• Recorded data
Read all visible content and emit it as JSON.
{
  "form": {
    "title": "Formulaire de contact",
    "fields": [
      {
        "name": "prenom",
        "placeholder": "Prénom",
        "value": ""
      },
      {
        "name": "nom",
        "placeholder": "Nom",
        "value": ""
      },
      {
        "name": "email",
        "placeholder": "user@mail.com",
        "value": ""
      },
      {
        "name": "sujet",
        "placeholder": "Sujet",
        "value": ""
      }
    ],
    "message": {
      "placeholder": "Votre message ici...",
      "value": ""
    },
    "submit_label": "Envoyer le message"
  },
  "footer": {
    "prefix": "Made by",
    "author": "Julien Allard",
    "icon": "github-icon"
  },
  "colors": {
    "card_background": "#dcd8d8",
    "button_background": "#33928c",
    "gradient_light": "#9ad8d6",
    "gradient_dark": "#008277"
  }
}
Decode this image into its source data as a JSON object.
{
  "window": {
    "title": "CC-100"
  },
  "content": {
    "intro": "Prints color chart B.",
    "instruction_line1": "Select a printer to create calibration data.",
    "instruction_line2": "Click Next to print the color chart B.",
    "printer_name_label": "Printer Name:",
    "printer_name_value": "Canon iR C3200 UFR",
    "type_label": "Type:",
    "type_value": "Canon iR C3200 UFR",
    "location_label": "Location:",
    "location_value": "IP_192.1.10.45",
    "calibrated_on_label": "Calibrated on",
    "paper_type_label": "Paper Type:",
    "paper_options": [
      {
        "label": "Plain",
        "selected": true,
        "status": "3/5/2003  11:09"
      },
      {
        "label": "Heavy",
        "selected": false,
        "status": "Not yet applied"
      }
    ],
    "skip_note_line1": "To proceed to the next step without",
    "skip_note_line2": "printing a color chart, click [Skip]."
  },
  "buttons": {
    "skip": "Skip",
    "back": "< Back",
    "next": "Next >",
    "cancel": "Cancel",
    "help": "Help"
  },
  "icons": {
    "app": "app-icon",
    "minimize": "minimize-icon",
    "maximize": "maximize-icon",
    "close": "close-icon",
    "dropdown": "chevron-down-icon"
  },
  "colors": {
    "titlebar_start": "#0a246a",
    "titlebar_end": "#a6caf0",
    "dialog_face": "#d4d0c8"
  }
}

• Work required
Pull out all lines from the entries above that include the word "placeholder".

• Solution to the problem
        "placeholder": "Prénom",
        "placeholder": "Nom",
        "placeholder": "user@mail.com",
        "placeholder": "Sujet",
      "placeholder": "Votre message ici...",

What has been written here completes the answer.